Dataset records:
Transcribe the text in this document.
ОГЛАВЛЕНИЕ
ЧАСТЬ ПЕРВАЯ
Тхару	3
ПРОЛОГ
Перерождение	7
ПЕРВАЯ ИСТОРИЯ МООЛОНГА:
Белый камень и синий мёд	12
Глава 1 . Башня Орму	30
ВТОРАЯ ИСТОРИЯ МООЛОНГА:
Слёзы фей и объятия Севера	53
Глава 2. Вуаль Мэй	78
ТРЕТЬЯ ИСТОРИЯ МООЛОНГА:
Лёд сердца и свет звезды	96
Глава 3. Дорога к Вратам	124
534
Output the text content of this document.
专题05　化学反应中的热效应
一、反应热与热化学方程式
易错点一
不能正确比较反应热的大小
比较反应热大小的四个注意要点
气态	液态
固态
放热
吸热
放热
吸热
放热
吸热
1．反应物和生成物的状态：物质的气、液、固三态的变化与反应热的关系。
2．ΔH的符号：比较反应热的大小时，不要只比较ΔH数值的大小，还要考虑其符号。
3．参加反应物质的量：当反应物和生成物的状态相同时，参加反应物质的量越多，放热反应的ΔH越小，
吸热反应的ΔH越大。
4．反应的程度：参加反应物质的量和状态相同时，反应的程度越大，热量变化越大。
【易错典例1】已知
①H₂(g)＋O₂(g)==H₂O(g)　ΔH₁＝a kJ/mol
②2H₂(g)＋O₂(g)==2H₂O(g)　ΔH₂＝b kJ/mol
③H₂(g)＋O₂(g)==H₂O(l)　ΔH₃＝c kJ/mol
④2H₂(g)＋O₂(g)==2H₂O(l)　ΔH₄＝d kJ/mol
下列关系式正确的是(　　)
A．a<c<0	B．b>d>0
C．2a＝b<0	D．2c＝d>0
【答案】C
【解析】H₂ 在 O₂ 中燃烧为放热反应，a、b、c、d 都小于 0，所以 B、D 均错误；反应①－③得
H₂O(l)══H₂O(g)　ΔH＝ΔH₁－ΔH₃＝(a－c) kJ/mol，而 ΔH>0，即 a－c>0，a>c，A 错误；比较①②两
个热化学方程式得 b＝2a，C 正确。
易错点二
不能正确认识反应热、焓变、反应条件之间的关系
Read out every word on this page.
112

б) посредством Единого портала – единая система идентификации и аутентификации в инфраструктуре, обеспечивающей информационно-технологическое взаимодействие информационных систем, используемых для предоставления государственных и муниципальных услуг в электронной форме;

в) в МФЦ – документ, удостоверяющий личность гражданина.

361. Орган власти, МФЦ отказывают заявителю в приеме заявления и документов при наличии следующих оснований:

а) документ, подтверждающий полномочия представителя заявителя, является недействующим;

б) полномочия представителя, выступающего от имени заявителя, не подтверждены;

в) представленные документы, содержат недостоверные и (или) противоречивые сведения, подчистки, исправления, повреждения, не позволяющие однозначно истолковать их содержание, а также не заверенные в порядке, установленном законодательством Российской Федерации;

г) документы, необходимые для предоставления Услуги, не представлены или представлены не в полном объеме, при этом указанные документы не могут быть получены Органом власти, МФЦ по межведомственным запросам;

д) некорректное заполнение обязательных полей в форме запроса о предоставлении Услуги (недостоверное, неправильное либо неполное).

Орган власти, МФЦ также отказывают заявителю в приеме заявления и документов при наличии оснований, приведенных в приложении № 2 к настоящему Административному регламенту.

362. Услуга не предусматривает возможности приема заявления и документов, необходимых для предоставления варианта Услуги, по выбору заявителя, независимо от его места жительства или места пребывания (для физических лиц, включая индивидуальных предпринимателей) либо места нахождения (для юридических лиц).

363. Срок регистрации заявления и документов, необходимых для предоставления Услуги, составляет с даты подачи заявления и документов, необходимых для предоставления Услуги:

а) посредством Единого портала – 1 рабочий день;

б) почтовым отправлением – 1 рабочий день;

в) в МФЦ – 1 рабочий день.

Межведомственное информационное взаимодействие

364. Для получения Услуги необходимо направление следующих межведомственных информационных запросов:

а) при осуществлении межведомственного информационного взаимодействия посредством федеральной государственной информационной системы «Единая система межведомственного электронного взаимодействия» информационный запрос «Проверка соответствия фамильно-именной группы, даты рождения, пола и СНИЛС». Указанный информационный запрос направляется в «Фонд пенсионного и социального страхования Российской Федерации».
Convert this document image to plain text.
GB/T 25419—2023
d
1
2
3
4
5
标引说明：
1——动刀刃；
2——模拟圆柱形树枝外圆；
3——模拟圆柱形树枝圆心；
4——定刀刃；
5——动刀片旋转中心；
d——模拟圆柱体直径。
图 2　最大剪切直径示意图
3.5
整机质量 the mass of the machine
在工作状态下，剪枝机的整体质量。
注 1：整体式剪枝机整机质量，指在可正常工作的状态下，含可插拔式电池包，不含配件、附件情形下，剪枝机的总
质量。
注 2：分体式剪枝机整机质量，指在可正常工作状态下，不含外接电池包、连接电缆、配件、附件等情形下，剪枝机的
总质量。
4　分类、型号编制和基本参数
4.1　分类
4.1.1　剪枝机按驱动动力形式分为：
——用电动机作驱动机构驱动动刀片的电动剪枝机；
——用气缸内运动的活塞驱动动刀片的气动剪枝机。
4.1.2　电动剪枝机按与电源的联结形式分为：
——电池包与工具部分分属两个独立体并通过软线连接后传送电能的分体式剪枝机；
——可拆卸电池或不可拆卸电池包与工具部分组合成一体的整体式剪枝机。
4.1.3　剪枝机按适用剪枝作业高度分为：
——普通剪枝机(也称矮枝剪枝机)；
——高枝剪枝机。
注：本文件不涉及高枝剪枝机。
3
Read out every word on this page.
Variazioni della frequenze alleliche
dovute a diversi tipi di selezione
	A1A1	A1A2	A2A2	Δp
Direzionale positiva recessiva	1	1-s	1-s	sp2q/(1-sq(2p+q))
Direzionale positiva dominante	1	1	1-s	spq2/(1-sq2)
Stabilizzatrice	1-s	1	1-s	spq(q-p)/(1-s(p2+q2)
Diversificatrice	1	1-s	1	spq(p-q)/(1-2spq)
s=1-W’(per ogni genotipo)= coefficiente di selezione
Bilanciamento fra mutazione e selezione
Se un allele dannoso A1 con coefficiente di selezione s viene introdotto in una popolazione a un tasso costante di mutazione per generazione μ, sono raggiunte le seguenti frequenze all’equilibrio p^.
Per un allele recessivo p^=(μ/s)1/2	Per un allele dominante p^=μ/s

Description of the task: Transcribe every entry verbatim.

Final result:
Transcribe the text in this document.
ОГЛАВЛЕНИЕ
ЧАСТЬ ПЕРВАЯ
Тхару	3
ПРОЛОГ
Перерождение	7
ПЕРВАЯ ИСТОРИЯ МООЛОНГА:
Белый камень и синий мёд	12
Глава 1 . Башня Орму	30
ВТОРАЯ ИСТОРИЯ МООЛОНГА:
Слёзы фей и объятия Севера	53
Глава 2. Вуаль Мэй	78
ТРЕТЬЯ ИСТОРИЯ МООЛОНГА:
Лёд сердца и свет звезды	96
Глава 3. Дорога к Вратам	124
534
Output the text content of this document.
专题05　化学反应中的热效应
一、反应热与热化学方程式
易错点一
不能正确比较反应热的大小
比较反应热大小的四个注意要点
气态	液态
固态
放热
吸热
放热
吸热
放热
吸热
1．反应物和生成物的状态：物质的气、液、固三态的变化与反应热的关系。
2．ΔH的符号：比较反应热的大小时，不要只比较ΔH数值的大小，还要考虑其符号。
3．参加反应物质的量：当反应物和生成物的状态相同时，参加反应物质的量越多，放热反应的ΔH越小，
吸热反应的ΔH越大。
4．反应的程度：参加反应物质的量和状态相同时，反应的程度越大，热量变化越大。
【易错典例1】已知
①H₂(g)＋O₂(g)==H₂O(g)　ΔH₁＝a kJ/mol
②2H₂(g)＋O₂(g)==2H₂O(g)　ΔH₂＝b kJ/mol
③H₂(g)＋O₂(g)==H₂O(l)　ΔH₃＝c kJ/mol
④2H₂(g)＋O₂(g)==2H₂O(l)　ΔH₄＝d kJ/mol
下列关系式正确的是(　　)
A．a<c<0	B．b>d>0
C．2a＝b<0	D．2c＝d>0
【答案】C
【解析】H₂ 在 O₂ 中燃烧为放热反应，a、b、c、d 都小于 0，所以 B、D 均错误；反应①－③得
H₂O(l)══H₂O(g)　ΔH＝ΔH₁－ΔH₃＝(a－c) kJ/mol，而 ΔH>0，即 a－c>0，a>c，A 错误；比较①②两
个热化学方程式得 b＝2a，C 正确。
易错点二
不能正确认识反应热、焓变、反应条件之间的关系
Read out every word on this page.
112

б) посредством Единого портала – единая система идентификации и аутентификации в инфраструктуре, обеспечивающей информационно-технологическое взаимодействие информационных систем, используемых для предоставления государственных и муниципальных услуг в электронной форме;

в) в МФЦ – документ, удостоверяющий личность гражданина.

361. Орган власти, МФЦ отказывают заявителю в приеме заявления и документов при наличии следующих оснований:

а) документ, подтверждающий полномочия представителя заявителя, является недействующим;

б) полномочия представителя, выступающего от имени заявителя, не подтверждены;

в) представленные документы, содержат недостоверные и (или) противоречивые сведения, подчистки, исправления, повреждения, не позволяющие однозначно истолковать их содержание, а также не заверенные в порядке, установленном законодательством Российской Федерации;

г) документы, необходимые для предоставления Услуги, не представлены или представлены не в полном объеме, при этом указанные документы не могут быть получены Органом власти, МФЦ по межведомственным запросам;

д) некорректное заполнение обязательных полей в форме запроса о предоставлении Услуги (недостоверное, неправильное либо неполное).

Орган власти, МФЦ также отказывают заявителю в приеме заявления и документов при наличии оснований, приведенных в приложении № 2 к настоящему Административному регламенту.

362. Услуга не предусматривает возможности приема заявления и документов, необходимых для предоставления варианта Услуги, по выбору заявителя, независимо от его места жительства или места пребывания (для физических лиц, включая индивидуальных предпринимателей) либо места нахождения (для юридических лиц).

363. Срок регистрации заявления и документов, необходимых для предоставления Услуги, составляет с даты подачи заявления и документов, необходимых для предоставления Услуги:

а) посредством Единого портала – 1 рабочий день;

б) почтовым отправлением – 1 рабочий день;

в) в МФЦ – 1 рабочий день.

Межведомственное информационное взаимодействие

364. Для получения Услуги необходимо направление следующих межведомственных информационных запросов:

а) при осуществлении межведомственного информационного взаимодействия посредством федеральной государственной информационной системы «Единая система межведомственного электронного взаимодействия» информационный запрос «Проверка соответствия фамильно-именной группы, даты рождения, пола и СНИЛС». Указанный информационный запрос направляется в «Фонд пенсионного и социального страхования Российской Федерации».
Convert this document image to plain text.
GB/T 25419—2023
d
1
2
3
4
5
标引说明：
1——动刀刃；
2——模拟圆柱形树枝外圆；
3——模拟圆柱形树枝圆心；
4——定刀刃；
5——动刀片旋转中心；
d——模拟圆柱体直径。
图 2　最大剪切直径示意图
3.5
整机质量 the mass of the machine
在工作状态下，剪枝机的整体质量。
注 1：整体式剪枝机整机质量，指在可正常工作的状态下，含可插拔式电池包，不含配件、附件情形下，剪枝机的总
质量。
注 2：分体式剪枝机整机质量，指在可正常工作状态下，不含外接电池包、连接电缆、配件、附件等情形下，剪枝机的
总质量。
4　分类、型号编制和基本参数
4.1　分类
4.1.1　剪枝机按驱动动力形式分为：
——用电动机作驱动机构驱动动刀片的电动剪枝机；
——用气缸内运动的活塞驱动动刀片的气动剪枝机。
4.1.2　电动剪枝机按与电源的联结形式分为：
——电池包与工具部分分属两个独立体并通过软线连接后传送电能的分体式剪枝机；
——可拆卸电池或不可拆卸电池包与工具部分组合成一体的整体式剪枝机。
4.1.3　剪枝机按适用剪枝作业高度分为：
——普通剪枝机(也称矮枝剪枝机)；
——高枝剪枝机。
注：本文件不涉及高枝剪枝机。
3
Read out every word on this page.
Variazioni della frequenze alleliche
dovute a diversi tipi di selezione
	A1A1	A1A2	A2A2	Δp
Direzionale positiva recessiva	1	1-s	1-s	sp2q/(1-sq(2p+q))
Direzionale positiva dominante	1	1	1-s	spq2/(1-sq2)
Stabilizzatrice	1-s	1	1-s	spq(q-p)/(1-s(p2+q2)
Diversificatrice	1	1-s	1	spq(p-q)/(1-2spq)
s=1-W’(per ogni genotipo)= coefficiente di selezione
Bilanciamento fra mutazione e selezione
Se un allele dannoso A1 con coefficiente di selezione s viene introdotto in una popolazione a un tasso costante di mutazione per generazione μ, sono raggiunte le seguenti frequenze all’equilibrio p^.
Per un allele recessivo p^=(μ/s)1/2	Per un allele dominante p^=μ/s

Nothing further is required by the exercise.